OBJECTIVE: Pick every line with "English" from the material below.
begin EXTRACTED MATERIAL
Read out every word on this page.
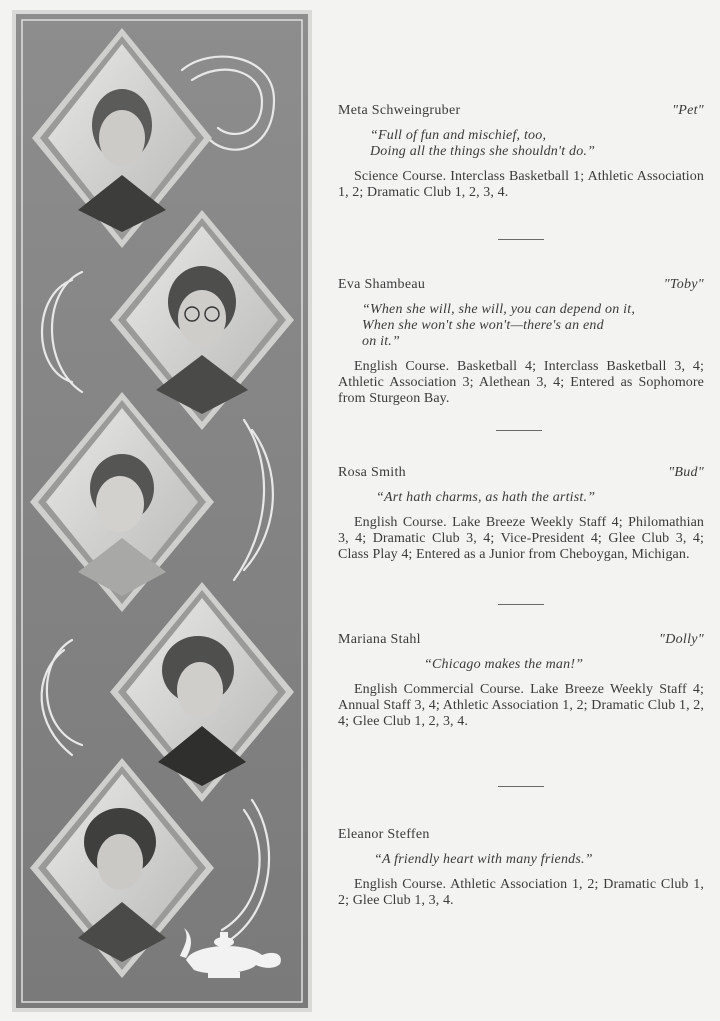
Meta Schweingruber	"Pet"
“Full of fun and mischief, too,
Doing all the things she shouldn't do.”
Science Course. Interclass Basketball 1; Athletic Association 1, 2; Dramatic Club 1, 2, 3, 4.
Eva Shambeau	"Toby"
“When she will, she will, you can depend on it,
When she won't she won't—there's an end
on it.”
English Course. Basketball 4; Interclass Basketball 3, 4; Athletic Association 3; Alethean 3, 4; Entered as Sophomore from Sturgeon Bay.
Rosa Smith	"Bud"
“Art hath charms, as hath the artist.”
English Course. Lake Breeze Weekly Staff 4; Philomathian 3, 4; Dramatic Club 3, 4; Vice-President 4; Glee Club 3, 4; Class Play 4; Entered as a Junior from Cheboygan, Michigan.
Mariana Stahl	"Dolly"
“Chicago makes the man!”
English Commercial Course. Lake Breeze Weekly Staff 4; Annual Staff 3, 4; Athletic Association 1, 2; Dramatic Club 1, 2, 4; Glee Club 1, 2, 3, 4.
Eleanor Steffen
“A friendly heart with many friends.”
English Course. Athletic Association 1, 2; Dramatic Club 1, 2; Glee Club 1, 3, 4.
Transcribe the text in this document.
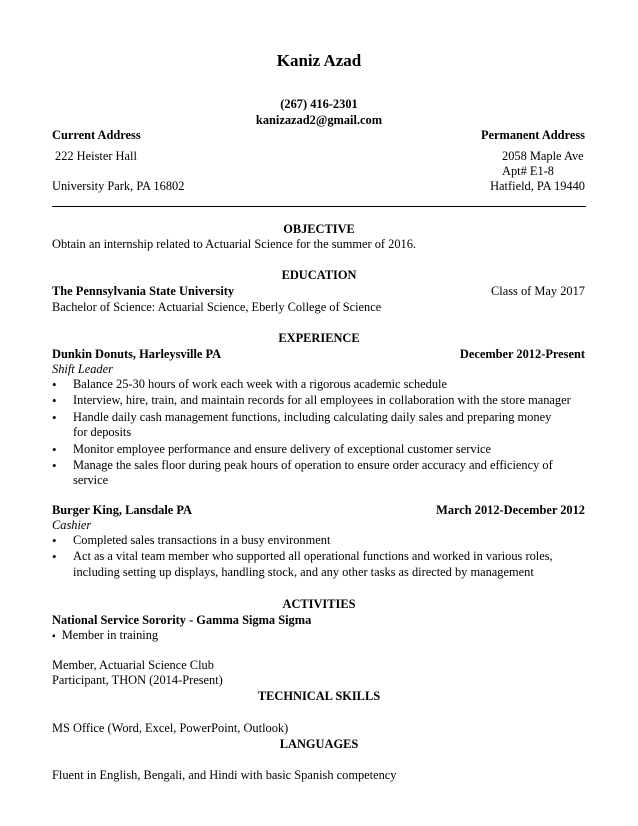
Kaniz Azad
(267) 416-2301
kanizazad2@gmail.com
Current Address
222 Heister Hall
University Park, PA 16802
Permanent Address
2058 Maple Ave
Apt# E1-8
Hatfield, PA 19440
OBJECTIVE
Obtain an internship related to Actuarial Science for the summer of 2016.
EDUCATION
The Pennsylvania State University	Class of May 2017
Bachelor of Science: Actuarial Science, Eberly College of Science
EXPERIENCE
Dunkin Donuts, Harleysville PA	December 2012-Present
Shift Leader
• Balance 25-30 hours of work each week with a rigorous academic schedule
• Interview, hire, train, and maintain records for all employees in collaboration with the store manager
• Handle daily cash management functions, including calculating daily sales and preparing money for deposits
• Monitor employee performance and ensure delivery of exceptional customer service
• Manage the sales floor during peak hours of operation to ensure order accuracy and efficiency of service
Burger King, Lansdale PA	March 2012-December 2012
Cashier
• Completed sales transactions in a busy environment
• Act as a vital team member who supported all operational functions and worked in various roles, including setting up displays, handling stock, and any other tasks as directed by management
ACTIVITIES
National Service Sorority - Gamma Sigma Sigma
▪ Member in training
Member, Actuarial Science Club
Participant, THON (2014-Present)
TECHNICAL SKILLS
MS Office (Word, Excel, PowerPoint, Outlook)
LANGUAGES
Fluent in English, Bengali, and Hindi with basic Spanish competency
end EXTRACTED MATERIAL
ANSWER FOR THIS EXERCISE:
English Course. Basketball 4; Interclass Basketball 3, 4; Athletic Association 3; Alethean 3, 4; Entered as Sophomore from Sturgeon Bay.
English Course. Lake Breeze Weekly Staff 4; Philomathian 3, 4; Dramatic Club 3, 4; Vice-President 4; Glee Club 3, 4; Class Play 4; Entered as a Junior from Cheboygan, Michigan.
English Commercial Course. Lake Breeze Weekly Staff 4; Annual Staff 3, 4; Athletic Association 1, 2; Dramatic Club 1, 2, 4; Glee Club 1, 2, 3, 4.
English Course. Athletic Association 1, 2; Dramatic Club 1, 2; Glee Club 1, 3, 4.
Fluent in English, Bengali, and Hindi with basic Spanish competency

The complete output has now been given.